↓↓↓

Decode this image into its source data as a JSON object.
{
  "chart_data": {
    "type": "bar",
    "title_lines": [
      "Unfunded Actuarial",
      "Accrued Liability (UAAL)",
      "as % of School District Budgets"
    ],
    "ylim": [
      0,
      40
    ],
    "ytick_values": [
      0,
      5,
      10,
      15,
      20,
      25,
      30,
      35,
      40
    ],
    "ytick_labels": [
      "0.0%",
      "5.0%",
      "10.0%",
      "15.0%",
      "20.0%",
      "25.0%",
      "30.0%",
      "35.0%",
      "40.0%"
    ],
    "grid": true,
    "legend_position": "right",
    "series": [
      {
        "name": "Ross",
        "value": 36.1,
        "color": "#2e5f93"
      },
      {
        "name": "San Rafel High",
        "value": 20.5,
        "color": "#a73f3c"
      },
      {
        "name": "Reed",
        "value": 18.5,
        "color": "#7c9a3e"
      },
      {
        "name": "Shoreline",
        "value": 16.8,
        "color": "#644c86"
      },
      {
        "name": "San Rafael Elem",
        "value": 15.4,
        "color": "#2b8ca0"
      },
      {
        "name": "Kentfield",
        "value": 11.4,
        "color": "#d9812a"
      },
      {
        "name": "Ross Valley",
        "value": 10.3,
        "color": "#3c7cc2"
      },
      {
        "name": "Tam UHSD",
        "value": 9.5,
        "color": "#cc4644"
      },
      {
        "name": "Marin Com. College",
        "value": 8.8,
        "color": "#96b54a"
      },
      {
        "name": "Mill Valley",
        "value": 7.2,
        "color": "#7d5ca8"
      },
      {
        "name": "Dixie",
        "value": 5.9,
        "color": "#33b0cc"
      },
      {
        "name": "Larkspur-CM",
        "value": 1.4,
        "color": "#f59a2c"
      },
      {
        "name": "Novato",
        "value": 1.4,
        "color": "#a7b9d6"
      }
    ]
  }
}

↑↑↑

EXERCISE
Repeat the records above in full, character for character.

EXERCISE RESPONSE
Decode this image into its source data as a JSON object.
{
  "chart_data": {
    "type": "bar",
    "title_lines": [
      "Unfunded Actuarial",
      "Accrued Liability (UAAL)",
      "as % of School District Budgets"
    ],
    "ylim": [
      0,
      40
    ],
    "ytick_values": [
      0,
      5,
      10,
      15,
      20,
      25,
      30,
      35,
      40
    ],
    "ytick_labels": [
      "0.0%",
      "5.0%",
      "10.0%",
      "15.0%",
      "20.0%",
      "25.0%",
      "30.0%",
      "35.0%",
      "40.0%"
    ],
    "grid": true,
    "legend_position": "right",
    "series": [
      {
        "name": "Ross",
        "value": 36.1,
        "color": "#2e5f93"
      },
      {
        "name": "San Rafel High",
        "value": 20.5,
        "color": "#a73f3c"
      },
      {
        "name": "Reed",
        "value": 18.5,
        "color": "#7c9a3e"
      },
      {
        "name": "Shoreline",
        "value": 16.8,
        "color": "#644c86"
      },
      {
        "name": "San Rafael Elem",
        "value": 15.4,
        "color": "#2b8ca0"
      },
      {
        "name": "Kentfield",
        "value": 11.4,
        "color": "#d9812a"
      },
      {
        "name": "Ross Valley",
        "value": 10.3,
        "color": "#3c7cc2"
      },
      {
        "name": "Tam UHSD",
        "value": 9.5,
        "color": "#cc4644"
      },
      {
        "name": "Marin Com. College",
        "value": 8.8,
        "color": "#96b54a"
      },
      {
        "name": "Mill Valley",
        "value": 7.2,
        "color": "#7d5ca8"
      },
      {
        "name": "Dixie",
        "value": 5.9,
        "color": "#33b0cc"
      },
      {
        "name": "Larkspur-CM",
        "value": 1.4,
        "color": "#f59a2c"
      },
      {
        "name": "Novato",
        "value": 1.4,
        "color": "#a7b9d6"
      }
    ]
  }
}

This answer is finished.